**Dane wejściowe:**
================

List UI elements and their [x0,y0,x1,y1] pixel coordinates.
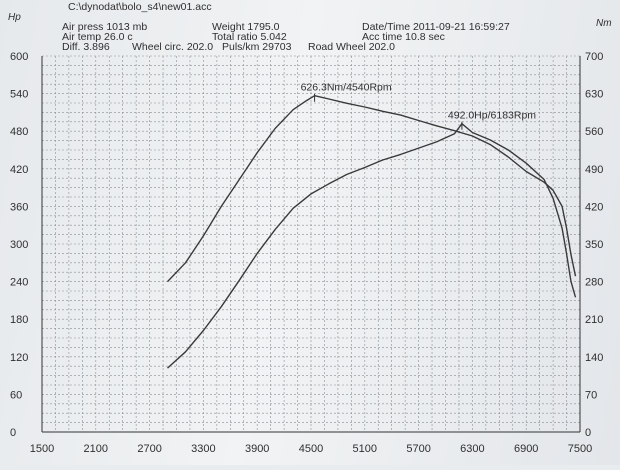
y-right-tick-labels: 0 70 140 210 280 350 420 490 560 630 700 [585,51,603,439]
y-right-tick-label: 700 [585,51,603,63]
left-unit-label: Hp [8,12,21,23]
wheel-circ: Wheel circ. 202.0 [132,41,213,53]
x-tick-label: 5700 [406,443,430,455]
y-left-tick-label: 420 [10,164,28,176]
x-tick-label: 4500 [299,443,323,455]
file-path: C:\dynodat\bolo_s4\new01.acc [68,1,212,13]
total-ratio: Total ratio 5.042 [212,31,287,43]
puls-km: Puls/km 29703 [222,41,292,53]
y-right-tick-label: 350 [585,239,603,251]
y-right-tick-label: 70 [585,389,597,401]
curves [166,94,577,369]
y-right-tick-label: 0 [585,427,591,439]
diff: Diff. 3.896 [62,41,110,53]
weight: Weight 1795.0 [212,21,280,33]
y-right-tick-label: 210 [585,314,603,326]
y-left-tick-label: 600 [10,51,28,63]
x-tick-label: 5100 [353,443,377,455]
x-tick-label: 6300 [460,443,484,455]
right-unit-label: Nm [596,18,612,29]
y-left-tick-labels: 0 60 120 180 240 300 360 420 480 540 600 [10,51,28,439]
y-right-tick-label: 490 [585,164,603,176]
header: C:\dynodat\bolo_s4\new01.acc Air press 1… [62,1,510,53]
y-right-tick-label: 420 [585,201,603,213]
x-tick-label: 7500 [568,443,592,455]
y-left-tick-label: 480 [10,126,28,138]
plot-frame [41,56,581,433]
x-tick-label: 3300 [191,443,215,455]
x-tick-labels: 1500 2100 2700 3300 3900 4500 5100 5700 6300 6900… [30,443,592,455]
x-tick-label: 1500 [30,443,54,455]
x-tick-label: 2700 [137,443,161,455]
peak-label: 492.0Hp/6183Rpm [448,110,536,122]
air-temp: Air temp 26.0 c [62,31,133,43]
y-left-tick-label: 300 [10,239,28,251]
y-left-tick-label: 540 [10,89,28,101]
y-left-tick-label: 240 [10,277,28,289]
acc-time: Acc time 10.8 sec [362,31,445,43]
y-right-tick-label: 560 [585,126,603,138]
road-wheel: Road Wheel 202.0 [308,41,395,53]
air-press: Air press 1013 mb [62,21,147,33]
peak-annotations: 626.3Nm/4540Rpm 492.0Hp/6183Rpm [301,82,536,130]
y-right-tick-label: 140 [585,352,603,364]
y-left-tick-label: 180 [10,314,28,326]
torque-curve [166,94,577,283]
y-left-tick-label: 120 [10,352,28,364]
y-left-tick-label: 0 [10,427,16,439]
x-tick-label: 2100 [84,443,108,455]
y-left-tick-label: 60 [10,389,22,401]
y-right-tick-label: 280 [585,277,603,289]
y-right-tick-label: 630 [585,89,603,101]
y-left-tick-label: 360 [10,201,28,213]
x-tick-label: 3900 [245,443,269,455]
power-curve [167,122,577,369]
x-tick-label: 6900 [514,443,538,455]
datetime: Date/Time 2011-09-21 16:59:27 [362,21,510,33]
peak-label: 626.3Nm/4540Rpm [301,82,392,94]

================

**Treść zadania:** Przepisz bez zmian wszystkie wiersze z pozycji powyżej, pomijając w odpowiedzi obrazy.

**Oczekiwana odpowiedź:**
List UI elements and their [x0,y0,x1,y1] pixel coordinates.
y-right-tick-labels: 0 70 140 210 280 350 420 490 560 630 700 [585,51,603,439]
y-right-tick-label: 700 [585,51,603,63]
left-unit-label: Hp [8,12,21,23]
wheel-circ: Wheel circ. 202.0 [132,41,213,53]
x-tick-label: 5700 [406,443,430,455]
y-left-tick-label: 420 [10,164,28,176]
x-tick-label: 4500 [299,443,323,455]
file-path: C:\dynodat\bolo_s4\new01.acc [68,1,212,13]
total-ratio: Total ratio 5.042 [212,31,287,43]
puls-km: Puls/km 29703 [222,41,292,53]
y-right-tick-label: 350 [585,239,603,251]
y-right-tick-label: 70 [585,389,597,401]
curves [166,94,577,369]
y-right-tick-label: 0 [585,427,591,439]
diff: Diff. 3.896 [62,41,110,53]
weight: Weight 1795.0 [212,21,280,33]
y-right-tick-label: 210 [585,314,603,326]
y-left-tick-label: 600 [10,51,28,63]
x-tick-label: 5100 [353,443,377,455]
x-tick-label: 6300 [460,443,484,455]
right-unit-label: Nm [596,18,612,29]
y-left-tick-labels: 0 60 120 180 240 300 360 420 480 540 600 [10,51,28,439]
y-right-tick-label: 490 [585,164,603,176]
header: C:\dynodat\bolo_s4\new01.acc Air press 1… [62,1,510,53]
y-right-tick-label: 420 [585,201,603,213]
x-tick-label: 7500 [568,443,592,455]
y-left-tick-label: 480 [10,126,28,138]
plot-frame [41,56,581,433]
x-tick-label: 3300 [191,443,215,455]
x-tick-labels: 1500 2100 2700 3300 3900 4500 5100 5700 6300 6900… [30,443,592,455]
x-tick-label: 1500 [30,443,54,455]
x-tick-label: 2700 [137,443,161,455]
peak-label: 492.0Hp/6183Rpm [448,110,536,122]
air-temp: Air temp 26.0 c [62,31,133,43]
y-left-tick-label: 300 [10,239,28,251]
y-left-tick-label: 540 [10,89,28,101]
y-left-tick-label: 240 [10,277,28,289]
acc-time: Acc time 10.8 sec [362,31,445,43]
y-right-tick-label: 560 [585,126,603,138]
road-wheel: Road Wheel 202.0 [308,41,395,53]
air-press: Air press 1013 mb [62,21,147,33]
peak-annotations: 626.3Nm/4540Rpm 492.0Hp/6183Rpm [301,82,536,130]
y-right-tick-label: 140 [585,352,603,364]
y-left-tick-label: 180 [10,314,28,326]
torque-curve [166,94,577,283]
y-left-tick-label: 120 [10,352,28,364]
y-left-tick-label: 0 [10,427,16,439]
x-tick-label: 2100 [84,443,108,455]
y-left-tick-label: 60 [10,389,22,401]
y-right-tick-label: 280 [585,277,603,289]
y-right-tick-label: 630 [585,89,603,101]
y-left-tick-label: 360 [10,201,28,213]
x-tick-label: 3900 [245,443,269,455]
power-curve [167,122,577,369]
x-tick-label: 6900 [514,443,538,455]
datetime: Date/Time 2011-09-21 16:59:27 [362,21,510,33]
peak-label: 626.3Nm/4540Rpm [301,82,392,94]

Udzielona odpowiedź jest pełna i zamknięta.